## YOUR INSTRUCTIONS
Each entry below should be returned exactly as is, with the pictures removed.

Extracted data entries:
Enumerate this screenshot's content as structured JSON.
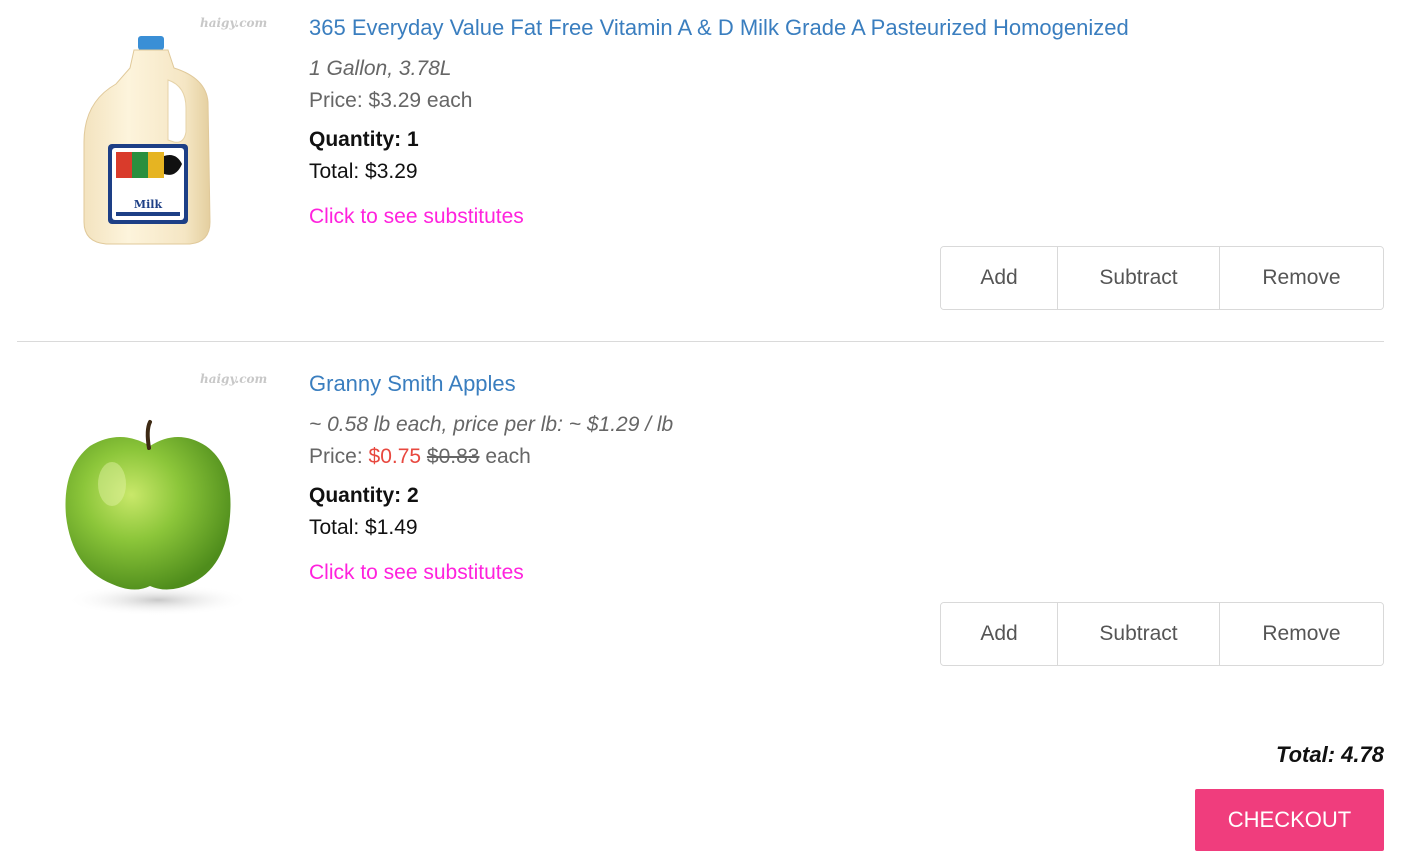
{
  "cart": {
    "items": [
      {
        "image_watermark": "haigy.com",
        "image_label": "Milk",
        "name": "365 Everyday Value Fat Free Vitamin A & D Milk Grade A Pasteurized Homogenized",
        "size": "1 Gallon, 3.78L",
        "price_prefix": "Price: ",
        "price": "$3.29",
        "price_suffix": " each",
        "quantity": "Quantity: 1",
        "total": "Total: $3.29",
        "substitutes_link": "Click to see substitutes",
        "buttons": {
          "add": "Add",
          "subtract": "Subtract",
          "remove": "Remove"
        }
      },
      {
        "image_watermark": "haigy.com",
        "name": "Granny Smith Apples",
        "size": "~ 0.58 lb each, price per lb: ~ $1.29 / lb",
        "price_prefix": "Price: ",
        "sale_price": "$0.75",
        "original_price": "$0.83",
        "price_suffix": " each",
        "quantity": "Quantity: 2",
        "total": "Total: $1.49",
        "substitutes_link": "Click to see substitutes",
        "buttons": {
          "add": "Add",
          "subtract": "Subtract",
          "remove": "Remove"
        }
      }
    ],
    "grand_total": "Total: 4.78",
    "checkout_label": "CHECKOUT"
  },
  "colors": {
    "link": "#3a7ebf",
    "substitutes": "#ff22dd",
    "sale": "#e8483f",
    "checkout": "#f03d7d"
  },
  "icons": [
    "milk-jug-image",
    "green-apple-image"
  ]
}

## REPLY
Enumerate this screenshot's content as structured JSON.
{
  "cart": {
    "items": [
      {
        "image_watermark": "haigy.com",
        "image_label": "Milk",
        "name": "365 Everyday Value Fat Free Vitamin A & D Milk Grade A Pasteurized Homogenized",
        "size": "1 Gallon, 3.78L",
        "price_prefix": "Price: ",
        "price": "$3.29",
        "price_suffix": " each",
        "quantity": "Quantity: 1",
        "total": "Total: $3.29",
        "substitutes_link": "Click to see substitutes",
        "buttons": {
          "add": "Add",
          "subtract": "Subtract",
          "remove": "Remove"
        }
      },
      {
        "image_watermark": "haigy.com",
        "name": "Granny Smith Apples",
        "size": "~ 0.58 lb each, price per lb: ~ $1.29 / lb",
        "price_prefix": "Price: ",
        "sale_price": "$0.75",
        "original_price": "$0.83",
        "price_suffix": " each",
        "quantity": "Quantity: 2",
        "total": "Total: $1.49",
        "substitutes_link": "Click to see substitutes",
        "buttons": {
          "add": "Add",
          "subtract": "Subtract",
          "remove": "Remove"
        }
      }
    ],
    "grand_total": "Total: 4.78",
    "checkout_label": "CHECKOUT"
  },
  "colors": {
    "link": "#3a7ebf",
    "substitutes": "#ff22dd",
    "sale": "#e8483f",
    "checkout": "#f03d7d"
  },
  "icons": [
    "milk-jug-image",
    "green-apple-image"
  ]
}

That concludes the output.